Trial Retirement

Costa Rica | Rio Celeste and Tesoro Escondido Waterfall

Are you itching to travel and get away from it all? Do you want to be in a place so beautiful you couldn’t even believe it? Then, you’re in the right post!

Costa Rica, especially the areas close to the mountains like La Fortuna, is the perfect spot to immerse yourself in nature and disconnect for even a short while.

Things you would learn:

  • The exact coordinates of where you want to go (click on the Google Maps link)
  • Entrance and parking fees
  • Getting yourself ready for the hike
  • Expectations while inside the park
  • Access to facilities
  • Dining and resting places
  • Photos and videos (so you can decide for yourself)

Costa Rica Adventure Still Unfolding:

Towards the end of our stay in the rainforest near Arenal Volcano we sought to venture out to destinations further from where we were staying. Logging upwards of 8,000 to 10,000 steps daily,we seemed to had more energy than before.

Although there are set trails in these properties, most of them takes work if you are not used to it. (and we’re not) Dirt terrains paired with occasional rain showers would require more from you to finish. We would often go home after every hike drench to the bones, counting ourselves lucky we did not get sick.

But beyond the discomfort we found something that gave us energy, genuine happiness. The kind of excitement we once felt when we were kids. When summers and long weekends seemed to last forever. That time in our lives where our only job was to have fun. Running headfirst towards another, climbing trees, and skinning our knees. Giving in to the fun, letting go of the worries and sometimes not knowing what comes next. This is what travelling feels like for us. A kid’s adventure unfolding with every turn of a page.

Rio Celeste

Google Maps Link: Station El Pilon, Tenorio Volcano National Park

Cost: Entrance $13.56 (Credit Cards Accepted)       Parking $4.00 (Cash Only)

Travel Time: 1 hour and 20 minutes from La Fortuna

Time Spent: 4 hours

Background: Rio Celeste is in Tenorio Volcano National Park which forms part of a conservation area. The meeting of two colorless rivers (Rio Buenavista and Quebrada Agria), results to the formation of large particles called aluminosillicates. A fraction of these particles sinks at the bottom as white sediments, while the majority floats along the river that reflects sunlight giving it a light blue appearance.
________________________________________
Your instructions:
Please answer these questions using the Costa Rica travel post:
(a) How many steps a day were the travelers logging near Arenal Volcano?
(b) What does parking at Rio Celeste cost, and how must it be paid?
(c) Which two rivers meet to give Rio Celeste its color?
Rely only on the travel post above for what follows.

Stored rows:
________________________________________
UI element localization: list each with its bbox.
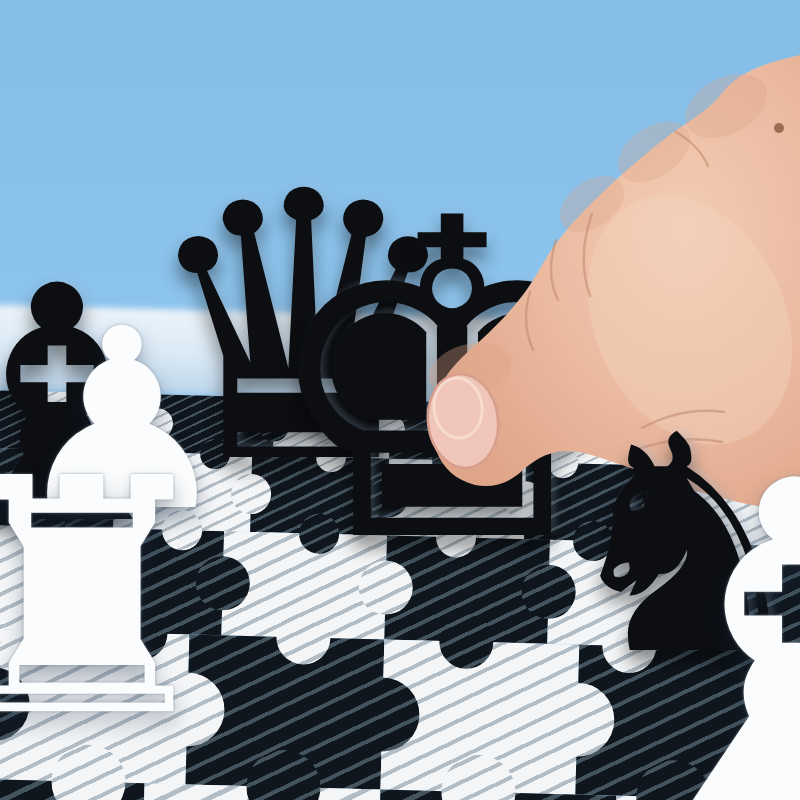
________________________________________
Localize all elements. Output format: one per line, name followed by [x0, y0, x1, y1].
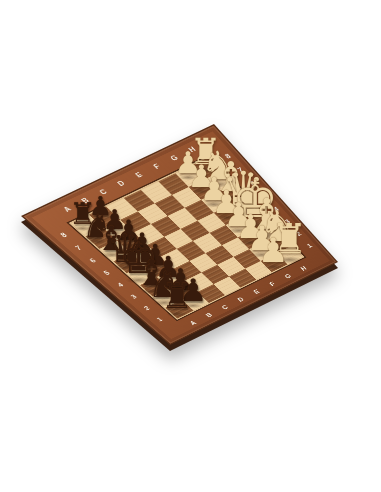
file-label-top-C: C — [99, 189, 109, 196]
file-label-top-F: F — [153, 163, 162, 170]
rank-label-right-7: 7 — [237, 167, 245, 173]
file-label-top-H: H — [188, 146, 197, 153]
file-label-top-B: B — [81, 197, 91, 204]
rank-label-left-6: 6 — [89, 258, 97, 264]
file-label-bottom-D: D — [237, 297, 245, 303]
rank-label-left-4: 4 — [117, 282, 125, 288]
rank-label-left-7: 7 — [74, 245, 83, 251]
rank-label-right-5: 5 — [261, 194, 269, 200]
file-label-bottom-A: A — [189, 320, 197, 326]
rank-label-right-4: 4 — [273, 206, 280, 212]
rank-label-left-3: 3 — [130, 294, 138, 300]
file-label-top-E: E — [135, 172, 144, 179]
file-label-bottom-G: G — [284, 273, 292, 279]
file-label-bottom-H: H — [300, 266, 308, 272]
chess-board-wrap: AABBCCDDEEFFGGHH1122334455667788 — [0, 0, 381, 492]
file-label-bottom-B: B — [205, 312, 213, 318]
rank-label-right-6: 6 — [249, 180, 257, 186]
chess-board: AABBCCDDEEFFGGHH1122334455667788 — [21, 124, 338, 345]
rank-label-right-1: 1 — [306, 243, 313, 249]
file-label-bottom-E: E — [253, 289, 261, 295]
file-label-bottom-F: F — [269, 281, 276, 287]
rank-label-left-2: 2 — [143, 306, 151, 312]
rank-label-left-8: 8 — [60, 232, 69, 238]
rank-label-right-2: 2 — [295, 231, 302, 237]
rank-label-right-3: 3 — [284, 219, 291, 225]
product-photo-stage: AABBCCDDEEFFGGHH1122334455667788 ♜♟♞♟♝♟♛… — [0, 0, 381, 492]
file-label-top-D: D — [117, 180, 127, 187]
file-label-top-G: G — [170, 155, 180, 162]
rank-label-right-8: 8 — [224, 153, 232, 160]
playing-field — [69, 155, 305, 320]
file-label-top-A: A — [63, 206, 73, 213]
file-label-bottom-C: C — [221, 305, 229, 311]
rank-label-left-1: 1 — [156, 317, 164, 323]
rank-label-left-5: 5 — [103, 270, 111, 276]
________________________________________
Answer to the problem:
(a) Upwards of 8,000 to 10,000 steps daily.
(b) $4.00, cash only.
(c) Rio Buenavista and Quebrada Agria.